→ **WHAT IS EXPECTED**: Copy the lines of the material below exactly, starting at the line that contains "309, 183, 324]" and ending at the line that contains "341, 562, 468]", with both of those lines included.

***** RECORDS PROVIDED

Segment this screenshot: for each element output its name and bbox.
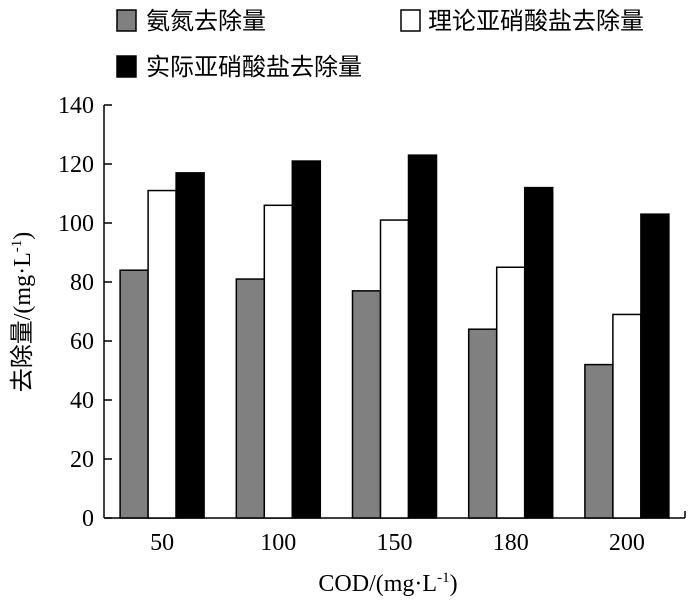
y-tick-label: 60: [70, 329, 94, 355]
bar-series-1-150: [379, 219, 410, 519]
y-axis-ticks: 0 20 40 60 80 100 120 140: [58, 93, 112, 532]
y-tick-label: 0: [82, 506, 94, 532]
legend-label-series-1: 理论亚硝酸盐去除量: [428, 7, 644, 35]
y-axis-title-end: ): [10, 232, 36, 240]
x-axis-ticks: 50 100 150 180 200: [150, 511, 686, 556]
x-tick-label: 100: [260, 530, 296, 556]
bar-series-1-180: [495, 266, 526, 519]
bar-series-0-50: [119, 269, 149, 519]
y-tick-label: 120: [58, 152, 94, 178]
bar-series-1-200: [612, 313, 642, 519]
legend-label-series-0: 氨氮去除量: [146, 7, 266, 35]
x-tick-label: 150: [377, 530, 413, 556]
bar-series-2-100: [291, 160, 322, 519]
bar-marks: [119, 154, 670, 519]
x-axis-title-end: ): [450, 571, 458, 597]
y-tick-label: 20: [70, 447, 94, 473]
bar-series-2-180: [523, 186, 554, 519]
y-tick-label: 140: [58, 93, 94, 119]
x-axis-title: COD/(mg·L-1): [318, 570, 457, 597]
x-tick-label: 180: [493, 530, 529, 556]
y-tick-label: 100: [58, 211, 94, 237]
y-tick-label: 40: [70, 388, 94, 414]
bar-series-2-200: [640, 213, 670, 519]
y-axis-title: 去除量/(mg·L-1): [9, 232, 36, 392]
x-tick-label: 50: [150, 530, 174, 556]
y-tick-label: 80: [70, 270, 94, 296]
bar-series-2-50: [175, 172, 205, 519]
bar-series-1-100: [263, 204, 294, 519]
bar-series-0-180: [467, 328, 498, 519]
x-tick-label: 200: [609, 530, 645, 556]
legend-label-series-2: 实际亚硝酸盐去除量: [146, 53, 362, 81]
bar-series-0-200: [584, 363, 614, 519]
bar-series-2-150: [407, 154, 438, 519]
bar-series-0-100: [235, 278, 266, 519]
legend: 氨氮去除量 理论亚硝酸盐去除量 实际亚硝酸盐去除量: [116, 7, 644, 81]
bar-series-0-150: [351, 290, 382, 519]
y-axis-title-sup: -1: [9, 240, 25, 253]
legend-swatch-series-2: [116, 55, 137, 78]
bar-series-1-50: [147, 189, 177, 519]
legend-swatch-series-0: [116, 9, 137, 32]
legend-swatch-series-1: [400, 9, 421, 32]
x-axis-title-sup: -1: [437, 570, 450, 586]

**********
***** RECORDS PROVIDED

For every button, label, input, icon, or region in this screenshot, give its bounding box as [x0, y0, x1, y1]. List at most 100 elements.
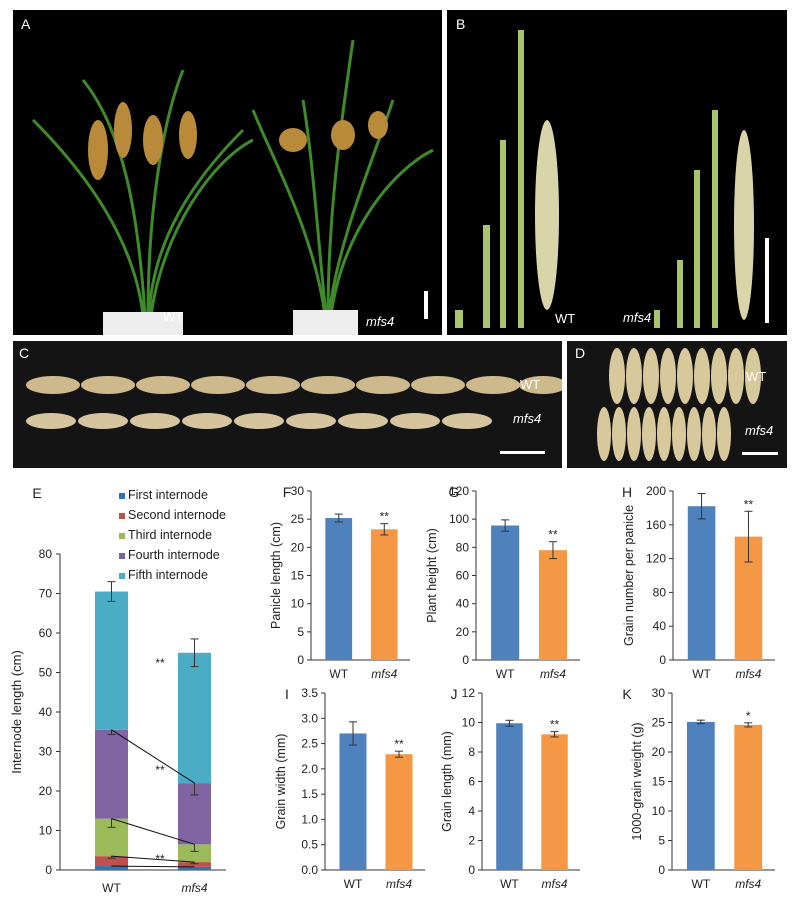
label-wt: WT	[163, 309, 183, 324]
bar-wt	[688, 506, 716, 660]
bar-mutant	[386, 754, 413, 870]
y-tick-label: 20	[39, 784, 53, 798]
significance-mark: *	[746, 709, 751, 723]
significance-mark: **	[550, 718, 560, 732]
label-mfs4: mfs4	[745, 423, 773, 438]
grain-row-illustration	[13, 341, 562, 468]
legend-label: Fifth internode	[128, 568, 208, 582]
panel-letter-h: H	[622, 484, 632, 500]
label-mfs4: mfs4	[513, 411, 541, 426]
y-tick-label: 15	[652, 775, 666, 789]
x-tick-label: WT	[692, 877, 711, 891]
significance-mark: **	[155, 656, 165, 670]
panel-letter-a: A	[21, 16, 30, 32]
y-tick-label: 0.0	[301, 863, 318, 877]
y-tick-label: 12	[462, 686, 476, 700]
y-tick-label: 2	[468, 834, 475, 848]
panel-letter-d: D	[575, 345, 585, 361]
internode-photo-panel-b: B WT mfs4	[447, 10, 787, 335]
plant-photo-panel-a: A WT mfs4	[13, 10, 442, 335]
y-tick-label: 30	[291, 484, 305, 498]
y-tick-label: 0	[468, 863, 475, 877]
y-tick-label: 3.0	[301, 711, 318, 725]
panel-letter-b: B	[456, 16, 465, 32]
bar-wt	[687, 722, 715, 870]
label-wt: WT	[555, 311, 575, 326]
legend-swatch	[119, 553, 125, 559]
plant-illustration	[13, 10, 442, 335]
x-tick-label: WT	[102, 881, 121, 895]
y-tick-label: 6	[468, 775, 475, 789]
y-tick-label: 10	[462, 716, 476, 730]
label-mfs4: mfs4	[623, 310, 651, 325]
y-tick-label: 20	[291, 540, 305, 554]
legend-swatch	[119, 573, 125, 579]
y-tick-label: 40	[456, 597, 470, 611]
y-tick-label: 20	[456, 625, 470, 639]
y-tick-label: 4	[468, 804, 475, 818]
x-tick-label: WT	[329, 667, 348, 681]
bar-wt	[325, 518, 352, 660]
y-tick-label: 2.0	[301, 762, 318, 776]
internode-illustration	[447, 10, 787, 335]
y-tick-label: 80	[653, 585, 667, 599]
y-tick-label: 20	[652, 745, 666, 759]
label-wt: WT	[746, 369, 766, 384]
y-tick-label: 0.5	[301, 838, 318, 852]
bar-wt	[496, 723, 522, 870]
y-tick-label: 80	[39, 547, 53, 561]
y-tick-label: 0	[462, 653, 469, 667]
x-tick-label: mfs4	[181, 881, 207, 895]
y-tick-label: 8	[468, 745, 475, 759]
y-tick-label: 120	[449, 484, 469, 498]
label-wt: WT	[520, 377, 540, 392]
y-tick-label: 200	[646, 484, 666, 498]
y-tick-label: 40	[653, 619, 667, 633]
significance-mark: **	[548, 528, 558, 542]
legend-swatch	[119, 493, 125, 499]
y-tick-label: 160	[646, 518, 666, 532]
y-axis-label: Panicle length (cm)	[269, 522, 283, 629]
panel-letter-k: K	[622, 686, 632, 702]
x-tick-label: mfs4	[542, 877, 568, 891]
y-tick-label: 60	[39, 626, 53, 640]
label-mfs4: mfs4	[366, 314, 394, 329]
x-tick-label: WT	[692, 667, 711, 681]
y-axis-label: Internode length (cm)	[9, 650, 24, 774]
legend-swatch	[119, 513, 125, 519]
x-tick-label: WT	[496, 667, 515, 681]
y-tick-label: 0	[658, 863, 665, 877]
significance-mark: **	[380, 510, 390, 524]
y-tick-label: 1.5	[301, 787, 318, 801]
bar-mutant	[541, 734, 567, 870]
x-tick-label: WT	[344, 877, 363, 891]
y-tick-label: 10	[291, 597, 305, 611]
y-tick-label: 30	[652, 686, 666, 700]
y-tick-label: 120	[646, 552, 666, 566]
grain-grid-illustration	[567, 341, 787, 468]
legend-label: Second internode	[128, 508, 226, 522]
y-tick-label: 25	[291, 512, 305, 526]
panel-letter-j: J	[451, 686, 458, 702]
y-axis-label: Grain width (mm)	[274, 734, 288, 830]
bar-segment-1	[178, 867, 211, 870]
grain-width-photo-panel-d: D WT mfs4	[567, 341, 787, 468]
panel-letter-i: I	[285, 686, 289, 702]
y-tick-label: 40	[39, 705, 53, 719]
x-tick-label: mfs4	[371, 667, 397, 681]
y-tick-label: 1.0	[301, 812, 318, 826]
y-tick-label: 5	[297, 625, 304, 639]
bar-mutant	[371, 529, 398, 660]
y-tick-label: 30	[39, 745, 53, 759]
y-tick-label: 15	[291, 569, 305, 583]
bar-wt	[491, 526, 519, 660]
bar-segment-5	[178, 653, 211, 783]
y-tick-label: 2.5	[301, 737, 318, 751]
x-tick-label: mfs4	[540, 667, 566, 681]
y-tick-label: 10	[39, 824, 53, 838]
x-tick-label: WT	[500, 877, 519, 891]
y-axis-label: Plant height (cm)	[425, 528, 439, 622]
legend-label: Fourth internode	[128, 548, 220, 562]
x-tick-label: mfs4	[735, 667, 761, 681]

**********

→ **WRITTEN RESPONSE**:
label-wt: WT	[163, 309, 183, 324]
bar-wt	[688, 506, 716, 660]
bar-mutant	[386, 754, 413, 870]
y-tick-label: 20	[39, 784, 53, 798]
significance-mark: *	[746, 709, 751, 723]
significance-mark: **	[550, 718, 560, 732]
label-mfs4: mfs4	[745, 423, 773, 438]
grain-row-illustration	[13, 341, 562, 468]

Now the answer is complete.